▶ Exercise directions: Pictures are not part of the copy; repeat everything else in the records exactly.

▶ Stored data:

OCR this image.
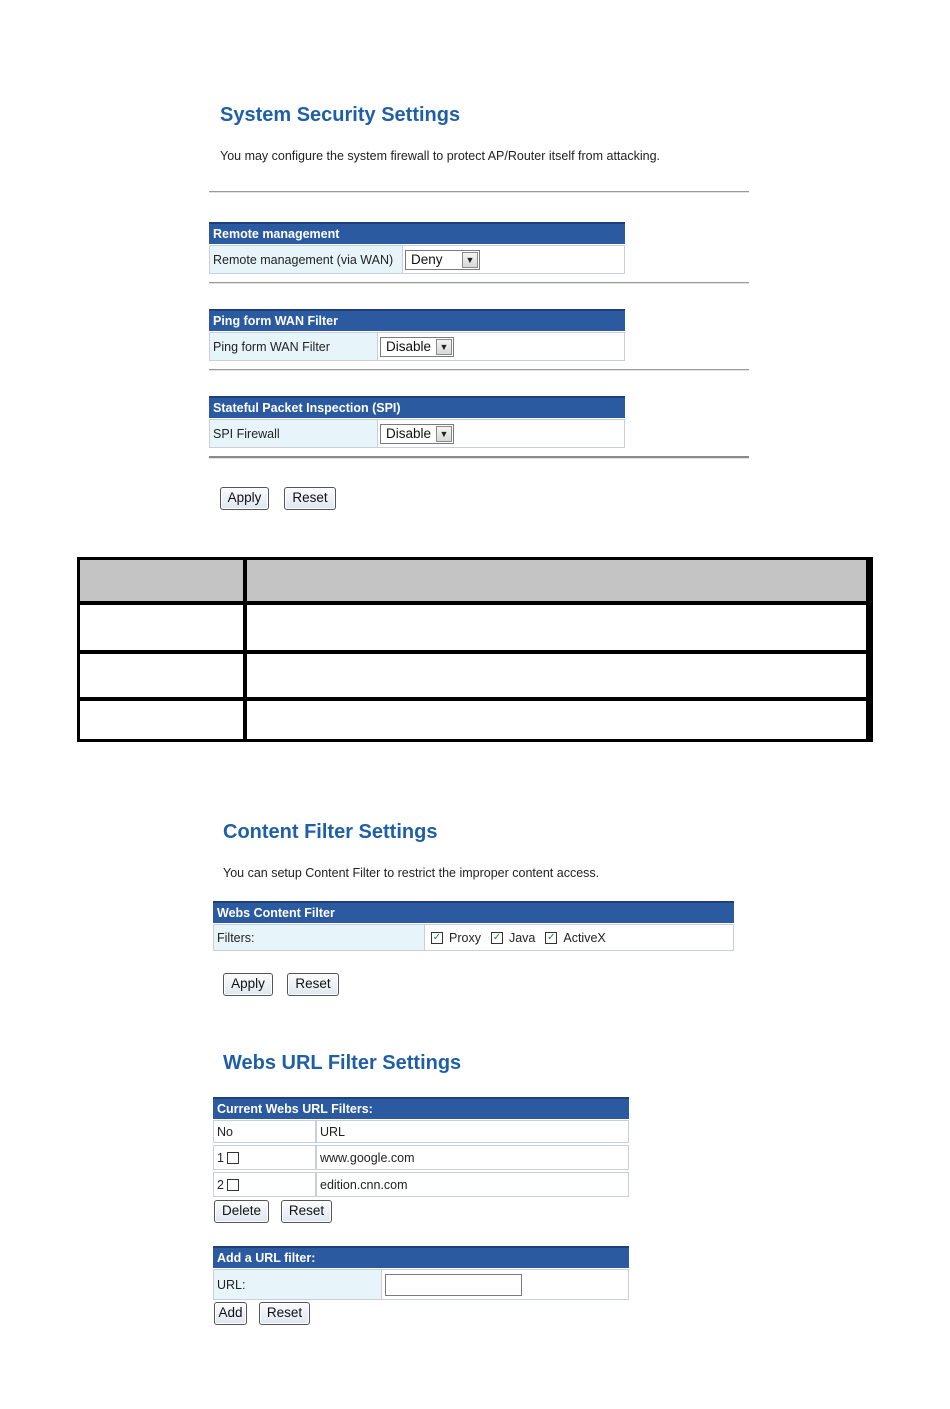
System Security Settings
You may configure the system firewall to protect AP/Router itself from attacking.
Remote management
Remote management (via WAN)	Deny	▼
Ping form WAN Filter
Ping form WAN Filter	Disable ▼
Stateful Packet Inspection (SPI)
SPI Firewall	Disable ▼
Apply	Reset
Content Filter Settings
You can setup Content Filter to restrict the improper content access.
Webs Content Filter
Filters:	✓ Proxy ✓ Java ✓ ActiveX
Apply	Reset
Webs URL Filter Settings
Current Webs URL Filters:
No	URL
1	www.google.com
2	edition.cnn.com
Delete	Reset
Add a URL filter:
URL:
Add	Reset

▶ Final answer:
OCR this image.
System Security Settings
You may configure the system firewall to protect AP/Router itself from attacking.
Remote management
Remote management (via WAN)	Deny	▼
Ping form WAN Filter
Ping form WAN Filter	Disable ▼
Stateful Packet Inspection (SPI)
SPI Firewall	Disable ▼
Apply	Reset
Content Filter Settings
You can setup Content Filter to restrict the improper content access.
Webs Content Filter
Filters:	✓ Proxy ✓ Java ✓ ActiveX
Apply	Reset
Webs URL Filter Settings
Current Webs URL Filters:
No	URL
1	www.google.com
2	edition.cnn.com
Delete	Reset
Add a URL filter:
URL:
Add	Reset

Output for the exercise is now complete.